++++ SELECTED EXCERPT
Advertisement
 

Albertsons to close 26 U.S. stores

GROCERS

Parent Supervalu has suffered sharp losses recently, including $1 billion in fiscal 2012.

September 06, 2012|Shan Li and Walter Hamilton
  • Among the Albertsons locations in Southern California scheduled to be closed by December are stores in Long Beach, Glendale, Northridge and Van Nuys.
Among the Albertsons locations in Southern California scheduled to be… (Los Angeles Times )

The parent company of the Albertsons supermarket chain is closing 26 stores nationwide, including 18 in Southern California, as it tries to overcome sharp operating losses and stiff price competition from big-box rivals.

Supervalu Inc. said late Wednesday that the closings are part of a decision to eliminate about 60 stores nationwide, primarily in its Albertsons and Save-A-Lot chains. Albertsons will have 228 stores in California after the closures.

Among the Albertsons locations in Southern California scheduled to be closed by December are stores in Long Beach, Glendale, Northridge and Van Nuys. A store in Culver City closed last month.

The stores being eliminated are "underperforming or non-strategic," Supervalu said in a statement. The company did not disclose the location of the remaining eight Albertsons stores.
++++++++
++++ SOURCE EXCERPT
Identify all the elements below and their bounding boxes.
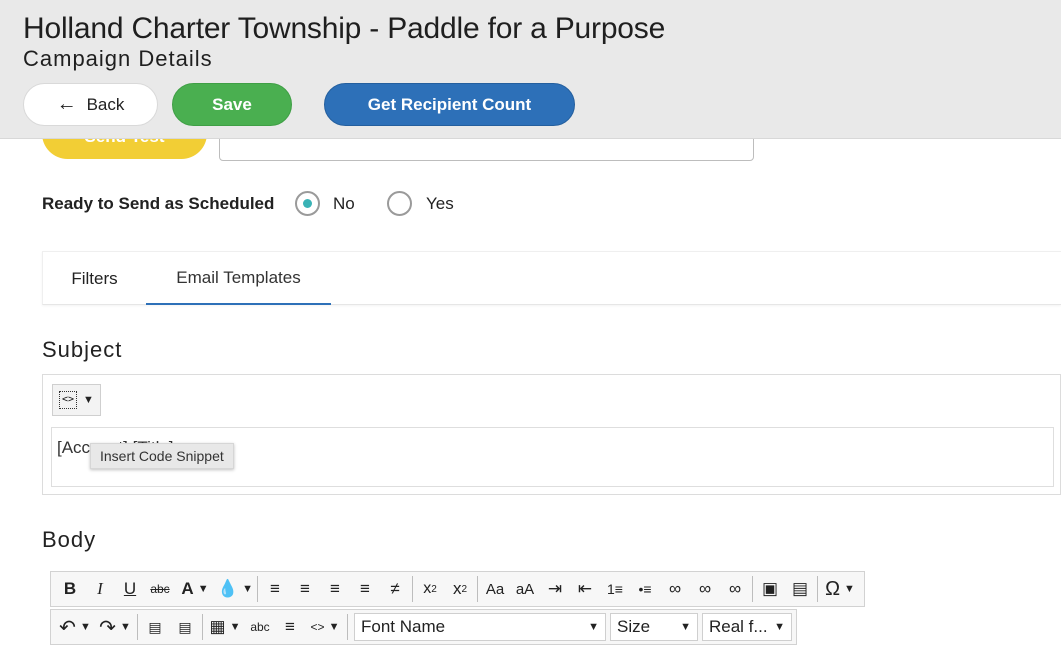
++++++++
Write the next part of the article on Albertsons store closings, starting after its last sentence. The material has nothing to do with the article on Albertsons store closings.

The closures underscore the difficulties facing Albertsons and other traditional grocery chains, which are grappling with feverish competition from dollar stores, large discounters and big-box retailers.

Wal-Mart Stores Inc. and Target Corp. have been expanding aggressively into the grocery business in recent years, compressing profit margins in an industry already beset by low margins.

"Retailers like Target don't have to make money on the grocery part of the store -- they can use food to drive traffic to get people in to buy other things," said Jim Hertel, a managing partner at consulting firm Willard Bishop. "So more outlets are selling food and comparable items for close to 15% less than most traditional supermarkets."

Wal-Mart and other retailers have been successful at negotiating advantageous prices with suppliers, which have been willing to cut favorable deals because of their rising buying power.

"People want to be selling products to retailers that are growing, and a lot of food retailers are not growing," Hertel said.

Wal-Mart plans to open at least 20 smaller-format Neighborhood Market grocery stores in California in the next year.

Target sells groceries at more than 200 of its California stores.

Supervalu has suffered sharp losses in the last two years, including $1 billion in fiscal 2012 and $1.5 billion in fiscal 2011.

In 2010 it reported a profit of $393 million.

Albertsons spokeswoman Lilia Rodriguez declined to comment on how many workers would lose their jobs or be moved to other stores because of the latest cutback.

"A number of employees are members of the union, so it depends on their collective bargaining agreements," Rodriguez said.

Albertsons had announced in June that it would lay off 2,500 workers in Southern California and Nevada to reduce costs amid weakening sales.

Supervalu, based in Eden Prairie, Minn., operates about 4,400 stores nationwide but has not been as aggressive as other chains in slashing prices to woo customers.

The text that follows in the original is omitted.